Exercise inputs:
◇ ◇ ◇ ◇ ◇
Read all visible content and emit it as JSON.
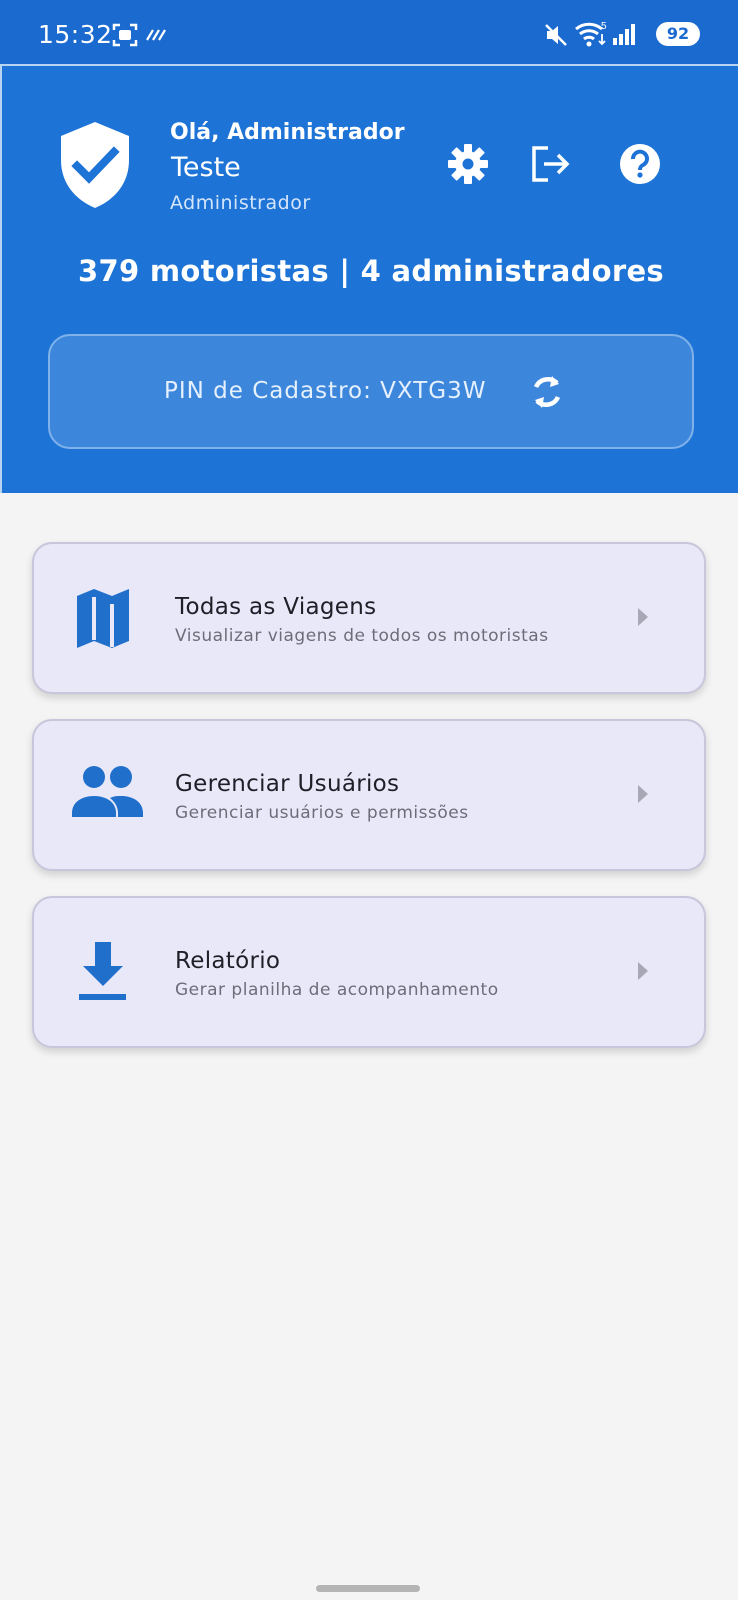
{
  "status_bar": {
    "time": "15:32",
    "battery": "92",
    "icons": [
      "screenshot-icon",
      "data-saver-icon",
      "mute-icon",
      "wifi-icon",
      "signal-icon",
      "battery-icon"
    ]
  },
  "header": {
    "greeting": "Olá, Administrador",
    "username": "Teste",
    "role": "Administrador",
    "stats": "379 motoristas  | 4 administradores",
    "pin_text": "PIN de Cadastro: VXTG3W",
    "icons": [
      "shield-check-icon",
      "gear-icon",
      "logout-icon",
      "help-icon",
      "refresh-icon"
    ]
  },
  "menu": {
    "items": [
      {
        "title": "Todas as Viagens",
        "subtitle": "Visualizar viagens de todos os motoristas",
        "icon": "map-icon"
      },
      {
        "title": "Gerenciar Usuários",
        "subtitle": "Gerenciar usuários e permissões",
        "icon": "users-icon"
      },
      {
        "title": "Relatório",
        "subtitle": "Gerar planilha de acompanhamento",
        "icon": "download-icon"
      }
    ]
  },
  "colors": {
    "primary": "#1d74d6",
    "status_bar": "#1a6ad0",
    "card_bg": "#e8e8f8",
    "icon_blue": "#1f6fcb",
    "background": "#f4f4f4"
  }
}
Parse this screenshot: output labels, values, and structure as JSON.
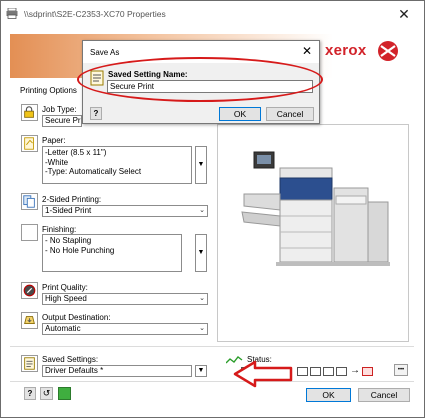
{
  "window": {
    "title": "\\\\sdprint\\S2E-C2353-XC70 Properties",
    "close_glyph": "✕"
  },
  "banner": {
    "brand": "xerox",
    "brand_color": "#d2232a"
  },
  "left_panel": {
    "section_title": "Printing Options",
    "job_type": {
      "label": "Job Type:",
      "value": "Secure Prin"
    },
    "paper": {
      "label": "Paper:",
      "lines": [
        "-Letter (8.5 x 11\")",
        "-White",
        "-Type: Automatically Select"
      ]
    },
    "two_sided": {
      "label": "2-Sided Printing:",
      "value": "1-Sided Print"
    },
    "finishing": {
      "label": "Finishing:",
      "lines": [
        "- No Stapling",
        "- No Hole Punching"
      ]
    },
    "print_quality": {
      "label": "Print Quality:",
      "value": "High Speed"
    },
    "output_destination": {
      "label": "Output Destination:",
      "value": "Automatic"
    }
  },
  "saved_settings": {
    "label": "Saved Settings:",
    "value": "Driver Defaults *",
    "status_label": "Status:",
    "more_glyph": "•••"
  },
  "footer": {
    "help_glyph": "?",
    "ok_label": "OK",
    "cancel_label": "Cancel"
  },
  "save_dialog": {
    "title": "Save As",
    "close_glyph": "✕",
    "field_label": "Saved Setting Name:",
    "field_value": "Secure Print",
    "help_glyph": "?",
    "ok_label": "OK",
    "cancel_label": "Cancel"
  },
  "annotation_color": "#d61a1a"
}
◇ ◇ ◇ ◇ ◇
Problem details: Without the pictures, copy the material exactly as given.

Task solution:
Read all visible content and emit it as JSON.
{
  "status_bar": {
    "time": "15:32",
    "battery": "92",
    "icons": [
      "screenshot-icon",
      "data-saver-icon",
      "mute-icon",
      "wifi-icon",
      "signal-icon",
      "battery-icon"
    ]
  },
  "header": {
    "greeting": "Olá, Administrador",
    "username": "Teste",
    "role": "Administrador",
    "stats": "379 motoristas  | 4 administradores",
    "pin_text": "PIN de Cadastro: VXTG3W",
    "icons": [
      "shield-check-icon",
      "gear-icon",
      "logout-icon",
      "help-icon",
      "refresh-icon"
    ]
  },
  "menu": {
    "items": [
      {
        "title": "Todas as Viagens",
        "subtitle": "Visualizar viagens de todos os motoristas",
        "icon": "map-icon"
      },
      {
        "title": "Gerenciar Usuários",
        "subtitle": "Gerenciar usuários e permissões",
        "icon": "users-icon"
      },
      {
        "title": "Relatório",
        "subtitle": "Gerar planilha de acompanhamento",
        "icon": "download-icon"
      }
    ]
  },
  "colors": {
    "primary": "#1d74d6",
    "status_bar": "#1a6ad0",
    "card_bg": "#e8e8f8",
    "icon_blue": "#1f6fcb",
    "background": "#f4f4f4"
  }
}
Parse this screenshot: output labels, values, and structure as JSON.
{
  "window": {
    "title": "\\\\sdprint\\S2E-C2353-XC70 Properties",
    "close_glyph": "✕"
  },
  "banner": {
    "brand": "xerox",
    "brand_color": "#d2232a"
  },
  "left_panel": {
    "section_title": "Printing Options",
    "job_type": {
      "label": "Job Type:",
      "value": "Secure Prin"
    },
    "paper": {
      "label": "Paper:",
      "lines": [
        "-Letter (8.5 x 11\")",
        "-White",
        "-Type: Automatically Select"
      ]
    },
    "two_sided": {
      "label": "2-Sided Printing:",
      "value": "1-Sided Print"
    },
    "finishing": {
      "label": "Finishing:",
      "lines": [
        "- No Stapling",
        "- No Hole Punching"
      ]
    },
    "print_quality": {
      "label": "Print Quality:",
      "value": "High Speed"
    },
    "output_destination": {
      "label": "Output Destination:",
      "value": "Automatic"
    }
  },
  "saved_settings": {
    "label": "Saved Settings:",
    "value": "Driver Defaults *",
    "status_label": "Status:",
    "more_glyph": "•••"
  },
  "footer": {
    "help_glyph": "?",
    "ok_label": "OK",
    "cancel_label": "Cancel"
  },
  "save_dialog": {
    "title": "Save As",
    "close_glyph": "✕",
    "field_label": "Saved Setting Name:",
    "field_value": "Secure Print",
    "help_glyph": "?",
    "ok_label": "OK",
    "cancel_label": "Cancel"
  },
  "annotation_color": "#d61a1a"
}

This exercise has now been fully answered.